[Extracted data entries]

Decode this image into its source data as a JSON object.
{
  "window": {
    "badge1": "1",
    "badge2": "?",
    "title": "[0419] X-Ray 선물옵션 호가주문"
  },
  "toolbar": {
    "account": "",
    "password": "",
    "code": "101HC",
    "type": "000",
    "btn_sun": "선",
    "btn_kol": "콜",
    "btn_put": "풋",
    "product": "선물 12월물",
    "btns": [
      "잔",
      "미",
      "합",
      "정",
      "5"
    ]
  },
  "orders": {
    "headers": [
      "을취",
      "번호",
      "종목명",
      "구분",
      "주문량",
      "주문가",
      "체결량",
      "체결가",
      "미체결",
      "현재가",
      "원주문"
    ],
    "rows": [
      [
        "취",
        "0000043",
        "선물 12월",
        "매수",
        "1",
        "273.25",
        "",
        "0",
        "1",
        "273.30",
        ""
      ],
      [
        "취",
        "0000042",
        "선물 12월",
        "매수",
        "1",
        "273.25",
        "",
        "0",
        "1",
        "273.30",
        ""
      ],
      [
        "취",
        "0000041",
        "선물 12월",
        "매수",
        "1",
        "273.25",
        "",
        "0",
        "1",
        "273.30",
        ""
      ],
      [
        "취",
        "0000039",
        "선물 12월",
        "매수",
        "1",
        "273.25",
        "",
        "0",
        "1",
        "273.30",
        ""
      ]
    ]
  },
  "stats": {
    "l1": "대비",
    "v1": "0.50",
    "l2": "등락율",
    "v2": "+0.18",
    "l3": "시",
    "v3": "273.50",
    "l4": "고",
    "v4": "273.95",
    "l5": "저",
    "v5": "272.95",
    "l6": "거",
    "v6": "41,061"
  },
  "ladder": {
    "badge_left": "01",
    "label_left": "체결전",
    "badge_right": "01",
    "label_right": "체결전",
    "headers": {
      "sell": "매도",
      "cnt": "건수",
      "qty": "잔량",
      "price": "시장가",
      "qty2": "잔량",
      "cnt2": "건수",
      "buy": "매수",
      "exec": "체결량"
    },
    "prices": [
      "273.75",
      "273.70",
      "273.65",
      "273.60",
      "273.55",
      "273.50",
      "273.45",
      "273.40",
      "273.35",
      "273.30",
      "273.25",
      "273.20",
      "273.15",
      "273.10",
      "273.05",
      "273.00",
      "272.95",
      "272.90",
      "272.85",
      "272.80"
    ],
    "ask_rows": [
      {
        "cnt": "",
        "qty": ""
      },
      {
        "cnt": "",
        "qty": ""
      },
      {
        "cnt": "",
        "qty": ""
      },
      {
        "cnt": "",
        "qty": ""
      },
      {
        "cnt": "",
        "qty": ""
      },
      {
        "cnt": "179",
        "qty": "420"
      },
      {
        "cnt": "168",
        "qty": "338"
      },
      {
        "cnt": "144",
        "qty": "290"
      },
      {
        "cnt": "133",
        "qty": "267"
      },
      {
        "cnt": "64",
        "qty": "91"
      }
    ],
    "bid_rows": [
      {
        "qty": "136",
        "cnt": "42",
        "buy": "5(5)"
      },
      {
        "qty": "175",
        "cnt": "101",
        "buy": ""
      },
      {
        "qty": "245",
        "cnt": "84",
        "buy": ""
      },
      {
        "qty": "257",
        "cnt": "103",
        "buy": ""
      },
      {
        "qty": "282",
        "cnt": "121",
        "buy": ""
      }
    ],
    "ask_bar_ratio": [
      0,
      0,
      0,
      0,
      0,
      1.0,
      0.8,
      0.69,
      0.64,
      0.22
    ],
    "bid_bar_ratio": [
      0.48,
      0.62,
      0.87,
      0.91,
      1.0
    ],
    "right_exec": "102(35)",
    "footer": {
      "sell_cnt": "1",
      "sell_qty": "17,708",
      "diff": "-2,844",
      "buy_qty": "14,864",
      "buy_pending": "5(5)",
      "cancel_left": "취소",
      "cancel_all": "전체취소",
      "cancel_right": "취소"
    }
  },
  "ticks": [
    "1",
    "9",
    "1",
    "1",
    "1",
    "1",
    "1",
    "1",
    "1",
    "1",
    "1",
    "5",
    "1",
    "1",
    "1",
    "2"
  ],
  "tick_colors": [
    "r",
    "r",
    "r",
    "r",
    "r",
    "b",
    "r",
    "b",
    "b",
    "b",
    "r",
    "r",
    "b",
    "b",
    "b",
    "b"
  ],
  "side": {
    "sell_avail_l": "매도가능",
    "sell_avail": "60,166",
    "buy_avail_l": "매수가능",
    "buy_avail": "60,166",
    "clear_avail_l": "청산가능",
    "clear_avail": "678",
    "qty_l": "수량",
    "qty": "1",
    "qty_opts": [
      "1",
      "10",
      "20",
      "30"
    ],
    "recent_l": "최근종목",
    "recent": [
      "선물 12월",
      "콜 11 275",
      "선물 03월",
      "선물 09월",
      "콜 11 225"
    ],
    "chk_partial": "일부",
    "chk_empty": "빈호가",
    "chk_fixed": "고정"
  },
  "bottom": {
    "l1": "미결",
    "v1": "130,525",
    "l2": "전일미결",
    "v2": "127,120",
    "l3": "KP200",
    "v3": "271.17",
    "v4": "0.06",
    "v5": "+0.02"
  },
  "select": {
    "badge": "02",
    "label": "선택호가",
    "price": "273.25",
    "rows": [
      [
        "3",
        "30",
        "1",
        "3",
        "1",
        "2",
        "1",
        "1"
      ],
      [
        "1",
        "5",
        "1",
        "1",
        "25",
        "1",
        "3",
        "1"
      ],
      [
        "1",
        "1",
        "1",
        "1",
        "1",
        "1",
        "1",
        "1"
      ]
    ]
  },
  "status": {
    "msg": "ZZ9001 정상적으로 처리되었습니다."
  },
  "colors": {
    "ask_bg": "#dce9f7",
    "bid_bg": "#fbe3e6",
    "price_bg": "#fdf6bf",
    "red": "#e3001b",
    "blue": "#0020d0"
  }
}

§ Work to do:
Retype the whole listing above exactly.

§ Output of the exercise:
Decode this image into its source data as a JSON object.
{
  "window": {
    "badge1": "1",
    "badge2": "?",
    "title": "[0419] X-Ray 선물옵션 호가주문"
  },
  "toolbar": {
    "account": "",
    "password": "",
    "code": "101HC",
    "type": "000",
    "btn_sun": "선",
    "btn_kol": "콜",
    "btn_put": "풋",
    "product": "선물 12월물",
    "btns": [
      "잔",
      "미",
      "합",
      "정",
      "5"
    ]
  },
  "orders": {
    "headers": [
      "을취",
      "번호",
      "종목명",
      "구분",
      "주문량",
      "주문가",
      "체결량",
      "체결가",
      "미체결",
      "현재가",
      "원주문"
    ],
    "rows": [
      [
        "취",
        "0000043",
        "선물 12월",
        "매수",
        "1",
        "273.25",
        "",
        "0",
        "1",
        "273.30",
        ""
      ],
      [
        "취",
        "0000042",
        "선물 12월",
        "매수",
        "1",
        "273.25",
        "",
        "0",
        "1",
        "273.30",
        ""
      ],
      [
        "취",
        "0000041",
        "선물 12월",
        "매수",
        "1",
        "273.25",
        "",
        "0",
        "1",
        "273.30",
        ""
      ],
      [
        "취",
        "0000039",
        "선물 12월",
        "매수",
        "1",
        "273.25",
        "",
        "0",
        "1",
        "273.30",
        ""
      ]
    ]
  },
  "stats": {
    "l1": "대비",
    "v1": "0.50",
    "l2": "등락율",
    "v2": "+0.18",
    "l3": "시",
    "v3": "273.50",
    "l4": "고",
    "v4": "273.95",
    "l5": "저",
    "v5": "272.95",
    "l6": "거",
    "v6": "41,061"
  },
  "ladder": {
    "badge_left": "01",
    "label_left": "체결전",
    "badge_right": "01",
    "label_right": "체결전",
    "headers": {
      "sell": "매도",
      "cnt": "건수",
      "qty": "잔량",
      "price": "시장가",
      "qty2": "잔량",
      "cnt2": "건수",
      "buy": "매수",
      "exec": "체결량"
    },
    "prices": [
      "273.75",
      "273.70",
      "273.65",
      "273.60",
      "273.55",
      "273.50",
      "273.45",
      "273.40",
      "273.35",
      "273.30",
      "273.25",
      "273.20",
      "273.15",
      "273.10",
      "273.05",
      "273.00",
      "272.95",
      "272.90",
      "272.85",
      "272.80"
    ],
    "ask_rows": [
      {
        "cnt": "",
        "qty": ""
      },
      {
        "cnt": "",
        "qty": ""
      },
      {
        "cnt": "",
        "qty": ""
      },
      {
        "cnt": "",
        "qty": ""
      },
      {
        "cnt": "",
        "qty": ""
      },
      {
        "cnt": "179",
        "qty": "420"
      },
      {
        "cnt": "168",
        "qty": "338"
      },
      {
        "cnt": "144",
        "qty": "290"
      },
      {
        "cnt": "133",
        "qty": "267"
      },
      {
        "cnt": "64",
        "qty": "91"
      }
    ],
    "bid_rows": [
      {
        "qty": "136",
        "cnt": "42",
        "buy": "5(5)"
      },
      {
        "qty": "175",
        "cnt": "101",
        "buy": ""
      },
      {
        "qty": "245",
        "cnt": "84",
        "buy": ""
      },
      {
        "qty": "257",
        "cnt": "103",
        "buy": ""
      },
      {
        "qty": "282",
        "cnt": "121",
        "buy": ""
      }
    ],
    "ask_bar_ratio": [
      0,
      0,
      0,
      0,
      0,
      1.0,
      0.8,
      0.69,
      0.64,
      0.22
    ],
    "bid_bar_ratio": [
      0.48,
      0.62,
      0.87,
      0.91,
      1.0
    ],
    "right_exec": "102(35)",
    "footer": {
      "sell_cnt": "1",
      "sell_qty": "17,708",
      "diff": "-2,844",
      "buy_qty": "14,864",
      "buy_pending": "5(5)",
      "cancel_left": "취소",
      "cancel_all": "전체취소",
      "cancel_right": "취소"
    }
  },
  "ticks": [
    "1",
    "9",
    "1",
    "1",
    "1",
    "1",
    "1",
    "1",
    "1",
    "1",
    "1",
    "5",
    "1",
    "1",
    "1",
    "2"
  ],
  "tick_colors": [
    "r",
    "r",
    "r",
    "r",
    "r",
    "b",
    "r",
    "b",
    "b",
    "b",
    "r",
    "r",
    "b",
    "b",
    "b",
    "b"
  ],
  "side": {
    "sell_avail_l": "매도가능",
    "sell_avail": "60,166",
    "buy_avail_l": "매수가능",
    "buy_avail": "60,166",
    "clear_avail_l": "청산가능",
    "clear_avail": "678",
    "qty_l": "수량",
    "qty": "1",
    "qty_opts": [
      "1",
      "10",
      "20",
      "30"
    ],
    "recent_l": "최근종목",
    "recent": [
      "선물 12월",
      "콜 11 275",
      "선물 03월",
      "선물 09월",
      "콜 11 225"
    ],
    "chk_partial": "일부",
    "chk_empty": "빈호가",
    "chk_fixed": "고정"
  },
  "bottom": {
    "l1": "미결",
    "v1": "130,525",
    "l2": "전일미결",
    "v2": "127,120",
    "l3": "KP200",
    "v3": "271.17",
    "v4": "0.06",
    "v5": "+0.02"
  },
  "select": {
    "badge": "02",
    "label": "선택호가",
    "price": "273.25",
    "rows": [
      [
        "3",
        "30",
        "1",
        "3",
        "1",
        "2",
        "1",
        "1"
      ],
      [
        "1",
        "5",
        "1",
        "1",
        "25",
        "1",
        "3",
        "1"
      ],
      [
        "1",
        "1",
        "1",
        "1",
        "1",
        "1",
        "1",
        "1"
      ]
    ]
  },
  "status": {
    "msg": "ZZ9001 정상적으로 처리되었습니다."
  },
  "colors": {
    "ask_bg": "#dce9f7",
    "bid_bg": "#fbe3e6",
    "price_bg": "#fdf6bf",
    "red": "#e3001b",
    "blue": "#0020d0"
  }
}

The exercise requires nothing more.